## WHAT YOU WILL DO
Copy out all lines carrying the word "Ascot".

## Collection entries
┌────────

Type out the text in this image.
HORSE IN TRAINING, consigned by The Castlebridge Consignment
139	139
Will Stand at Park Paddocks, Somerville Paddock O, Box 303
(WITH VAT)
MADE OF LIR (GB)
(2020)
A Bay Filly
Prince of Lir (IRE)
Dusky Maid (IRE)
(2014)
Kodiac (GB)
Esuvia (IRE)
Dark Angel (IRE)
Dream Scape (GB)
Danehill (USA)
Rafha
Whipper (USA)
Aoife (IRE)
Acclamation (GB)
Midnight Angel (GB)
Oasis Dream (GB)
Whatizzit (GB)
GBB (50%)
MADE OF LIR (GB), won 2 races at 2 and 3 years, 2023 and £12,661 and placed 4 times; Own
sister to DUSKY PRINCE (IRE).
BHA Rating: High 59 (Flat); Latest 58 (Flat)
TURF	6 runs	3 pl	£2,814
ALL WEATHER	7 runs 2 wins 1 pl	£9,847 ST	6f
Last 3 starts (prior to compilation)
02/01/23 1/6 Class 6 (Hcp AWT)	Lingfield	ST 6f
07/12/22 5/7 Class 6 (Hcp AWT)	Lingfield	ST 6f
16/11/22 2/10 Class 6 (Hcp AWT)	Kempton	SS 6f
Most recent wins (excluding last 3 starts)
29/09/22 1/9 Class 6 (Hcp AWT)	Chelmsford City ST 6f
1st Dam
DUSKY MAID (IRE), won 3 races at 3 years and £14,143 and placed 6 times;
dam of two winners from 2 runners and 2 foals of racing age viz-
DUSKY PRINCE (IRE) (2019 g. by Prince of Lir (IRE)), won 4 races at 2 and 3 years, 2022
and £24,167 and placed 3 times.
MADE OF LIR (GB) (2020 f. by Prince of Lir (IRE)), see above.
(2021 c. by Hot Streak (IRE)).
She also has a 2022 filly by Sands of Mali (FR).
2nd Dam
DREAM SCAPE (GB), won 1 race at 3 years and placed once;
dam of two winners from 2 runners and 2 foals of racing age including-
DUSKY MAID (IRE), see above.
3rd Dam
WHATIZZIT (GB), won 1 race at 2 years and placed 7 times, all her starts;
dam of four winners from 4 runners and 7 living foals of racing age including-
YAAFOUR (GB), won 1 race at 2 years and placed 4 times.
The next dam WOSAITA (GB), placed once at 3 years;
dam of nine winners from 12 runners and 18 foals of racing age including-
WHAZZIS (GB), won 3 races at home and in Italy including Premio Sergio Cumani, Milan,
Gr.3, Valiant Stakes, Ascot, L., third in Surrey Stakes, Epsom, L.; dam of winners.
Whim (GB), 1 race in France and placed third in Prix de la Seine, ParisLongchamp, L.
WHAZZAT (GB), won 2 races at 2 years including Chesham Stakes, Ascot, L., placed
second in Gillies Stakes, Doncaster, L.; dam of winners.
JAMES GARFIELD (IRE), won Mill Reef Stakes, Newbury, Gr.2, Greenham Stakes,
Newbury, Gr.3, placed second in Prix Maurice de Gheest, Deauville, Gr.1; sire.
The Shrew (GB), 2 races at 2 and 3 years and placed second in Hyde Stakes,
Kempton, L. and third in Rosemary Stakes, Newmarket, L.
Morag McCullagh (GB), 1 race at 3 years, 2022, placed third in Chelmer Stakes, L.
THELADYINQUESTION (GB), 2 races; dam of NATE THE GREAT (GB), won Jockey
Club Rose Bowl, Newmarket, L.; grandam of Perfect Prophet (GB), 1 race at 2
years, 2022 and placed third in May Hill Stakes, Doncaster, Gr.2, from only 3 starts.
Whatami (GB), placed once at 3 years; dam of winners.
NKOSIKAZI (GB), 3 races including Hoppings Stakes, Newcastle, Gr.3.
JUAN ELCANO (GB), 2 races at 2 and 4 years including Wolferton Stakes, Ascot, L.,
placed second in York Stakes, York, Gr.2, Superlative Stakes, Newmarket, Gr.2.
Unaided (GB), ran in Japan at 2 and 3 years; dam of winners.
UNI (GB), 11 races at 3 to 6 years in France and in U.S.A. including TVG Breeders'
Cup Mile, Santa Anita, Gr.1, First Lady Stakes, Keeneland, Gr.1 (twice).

└────────

## ANSWER TO THIS EXERCISE
Gr.3, Valiant Stakes, Ascot, L., third in Surrey Stakes, Epsom, L.; dam of winners.
WHAZZAT (GB), won 2 races at 2 years including Chesham Stakes, Ascot, L., placed
JUAN ELCANO (GB), 2 races at 2 and 4 years including Wolferton Stakes, Ascot, L.,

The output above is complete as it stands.